Written request: Tally every line of the listing below that holds "Tolstoj", then give the tally alone.

Items from a data source
···
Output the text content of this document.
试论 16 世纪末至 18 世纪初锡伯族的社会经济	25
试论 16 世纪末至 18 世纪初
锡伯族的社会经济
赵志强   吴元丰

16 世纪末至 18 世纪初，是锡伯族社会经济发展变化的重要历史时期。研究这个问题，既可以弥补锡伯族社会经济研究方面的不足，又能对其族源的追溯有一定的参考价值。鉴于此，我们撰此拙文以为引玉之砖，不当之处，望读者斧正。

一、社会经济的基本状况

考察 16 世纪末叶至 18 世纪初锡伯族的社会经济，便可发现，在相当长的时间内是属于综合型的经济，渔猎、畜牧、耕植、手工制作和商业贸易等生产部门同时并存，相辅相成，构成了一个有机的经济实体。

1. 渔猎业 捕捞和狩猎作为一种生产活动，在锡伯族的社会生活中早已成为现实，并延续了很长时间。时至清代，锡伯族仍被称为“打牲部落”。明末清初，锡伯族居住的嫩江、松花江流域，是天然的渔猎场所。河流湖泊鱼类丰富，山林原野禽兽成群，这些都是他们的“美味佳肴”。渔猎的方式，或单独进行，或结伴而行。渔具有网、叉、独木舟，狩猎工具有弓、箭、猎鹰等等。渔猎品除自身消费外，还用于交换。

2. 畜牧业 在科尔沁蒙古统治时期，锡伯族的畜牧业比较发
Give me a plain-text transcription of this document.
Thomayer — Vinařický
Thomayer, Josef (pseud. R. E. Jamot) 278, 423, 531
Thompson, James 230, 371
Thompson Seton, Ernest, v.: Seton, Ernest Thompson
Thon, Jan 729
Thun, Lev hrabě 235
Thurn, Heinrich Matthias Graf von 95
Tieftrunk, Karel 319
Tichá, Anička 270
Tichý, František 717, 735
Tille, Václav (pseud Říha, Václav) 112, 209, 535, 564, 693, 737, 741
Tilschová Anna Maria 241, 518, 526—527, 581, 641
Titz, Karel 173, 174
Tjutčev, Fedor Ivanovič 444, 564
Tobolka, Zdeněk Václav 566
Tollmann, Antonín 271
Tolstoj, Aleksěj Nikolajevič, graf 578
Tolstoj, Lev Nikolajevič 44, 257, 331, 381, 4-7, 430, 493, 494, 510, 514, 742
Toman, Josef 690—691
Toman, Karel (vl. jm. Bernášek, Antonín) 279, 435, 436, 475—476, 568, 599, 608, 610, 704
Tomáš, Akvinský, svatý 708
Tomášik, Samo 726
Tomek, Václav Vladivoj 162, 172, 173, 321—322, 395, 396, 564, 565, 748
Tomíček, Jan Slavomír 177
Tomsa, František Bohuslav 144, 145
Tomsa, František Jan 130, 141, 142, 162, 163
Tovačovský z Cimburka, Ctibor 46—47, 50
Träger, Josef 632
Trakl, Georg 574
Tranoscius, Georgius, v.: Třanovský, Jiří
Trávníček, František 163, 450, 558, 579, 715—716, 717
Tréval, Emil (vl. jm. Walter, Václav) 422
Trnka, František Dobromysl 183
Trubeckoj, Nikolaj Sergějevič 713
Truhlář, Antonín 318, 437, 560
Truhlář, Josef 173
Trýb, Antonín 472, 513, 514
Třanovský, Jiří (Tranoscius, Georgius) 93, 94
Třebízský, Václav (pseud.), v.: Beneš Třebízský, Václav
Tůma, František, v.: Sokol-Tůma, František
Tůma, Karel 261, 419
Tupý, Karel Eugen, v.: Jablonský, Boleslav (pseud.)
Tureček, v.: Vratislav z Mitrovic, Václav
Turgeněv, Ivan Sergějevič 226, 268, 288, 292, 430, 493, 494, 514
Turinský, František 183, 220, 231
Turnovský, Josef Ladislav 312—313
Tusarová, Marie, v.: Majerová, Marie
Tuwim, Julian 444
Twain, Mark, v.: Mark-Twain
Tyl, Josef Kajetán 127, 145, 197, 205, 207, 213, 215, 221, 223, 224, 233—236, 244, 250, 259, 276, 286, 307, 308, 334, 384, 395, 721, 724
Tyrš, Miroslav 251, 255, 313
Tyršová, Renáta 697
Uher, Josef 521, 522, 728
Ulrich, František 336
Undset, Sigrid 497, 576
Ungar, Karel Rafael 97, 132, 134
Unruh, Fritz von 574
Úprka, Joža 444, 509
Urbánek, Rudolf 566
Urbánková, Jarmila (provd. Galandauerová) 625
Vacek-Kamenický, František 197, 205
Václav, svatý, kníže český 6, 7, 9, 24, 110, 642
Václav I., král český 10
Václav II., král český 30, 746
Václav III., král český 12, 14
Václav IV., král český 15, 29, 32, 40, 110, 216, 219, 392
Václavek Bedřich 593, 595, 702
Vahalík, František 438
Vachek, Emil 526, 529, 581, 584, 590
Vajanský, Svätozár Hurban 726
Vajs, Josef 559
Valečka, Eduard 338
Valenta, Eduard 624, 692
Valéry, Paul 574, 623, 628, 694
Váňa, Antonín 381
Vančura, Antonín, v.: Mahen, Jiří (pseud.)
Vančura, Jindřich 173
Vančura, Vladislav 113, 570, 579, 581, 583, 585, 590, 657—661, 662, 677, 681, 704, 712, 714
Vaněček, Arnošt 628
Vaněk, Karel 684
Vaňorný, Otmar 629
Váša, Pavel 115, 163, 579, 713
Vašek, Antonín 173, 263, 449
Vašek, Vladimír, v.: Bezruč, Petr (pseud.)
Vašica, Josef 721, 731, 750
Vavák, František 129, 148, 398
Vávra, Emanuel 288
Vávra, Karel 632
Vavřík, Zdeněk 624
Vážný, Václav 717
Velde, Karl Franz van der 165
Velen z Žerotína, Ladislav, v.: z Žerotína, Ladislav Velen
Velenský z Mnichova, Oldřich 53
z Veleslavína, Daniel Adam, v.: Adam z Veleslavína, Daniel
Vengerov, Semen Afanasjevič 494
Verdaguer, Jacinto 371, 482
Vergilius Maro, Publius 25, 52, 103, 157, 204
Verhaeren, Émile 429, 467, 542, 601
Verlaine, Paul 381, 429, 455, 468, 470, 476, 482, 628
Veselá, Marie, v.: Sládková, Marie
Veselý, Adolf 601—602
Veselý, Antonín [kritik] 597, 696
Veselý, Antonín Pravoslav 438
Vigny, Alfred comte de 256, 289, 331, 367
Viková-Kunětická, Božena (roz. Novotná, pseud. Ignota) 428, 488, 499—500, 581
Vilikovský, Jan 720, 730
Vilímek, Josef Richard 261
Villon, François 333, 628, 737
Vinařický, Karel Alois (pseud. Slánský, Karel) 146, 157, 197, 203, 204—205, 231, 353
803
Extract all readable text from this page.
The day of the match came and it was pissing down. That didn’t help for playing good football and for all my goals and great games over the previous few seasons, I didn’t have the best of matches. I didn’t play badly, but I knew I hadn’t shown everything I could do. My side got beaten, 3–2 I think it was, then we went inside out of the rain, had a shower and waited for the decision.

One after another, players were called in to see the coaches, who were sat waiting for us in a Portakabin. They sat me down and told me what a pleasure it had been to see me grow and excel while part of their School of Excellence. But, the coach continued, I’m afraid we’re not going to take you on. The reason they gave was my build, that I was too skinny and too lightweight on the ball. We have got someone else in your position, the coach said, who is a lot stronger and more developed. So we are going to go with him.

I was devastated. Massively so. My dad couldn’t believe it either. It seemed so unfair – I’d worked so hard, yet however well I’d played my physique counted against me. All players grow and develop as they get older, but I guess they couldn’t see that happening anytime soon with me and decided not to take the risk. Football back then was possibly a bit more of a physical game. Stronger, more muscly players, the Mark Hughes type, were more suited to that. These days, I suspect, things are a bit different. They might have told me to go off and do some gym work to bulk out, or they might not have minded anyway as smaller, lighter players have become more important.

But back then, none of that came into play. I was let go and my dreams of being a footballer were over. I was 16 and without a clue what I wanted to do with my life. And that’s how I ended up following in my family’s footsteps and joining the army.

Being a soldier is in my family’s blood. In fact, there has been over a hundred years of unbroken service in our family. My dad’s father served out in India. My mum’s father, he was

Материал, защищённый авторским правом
···
Solution to the problem: 2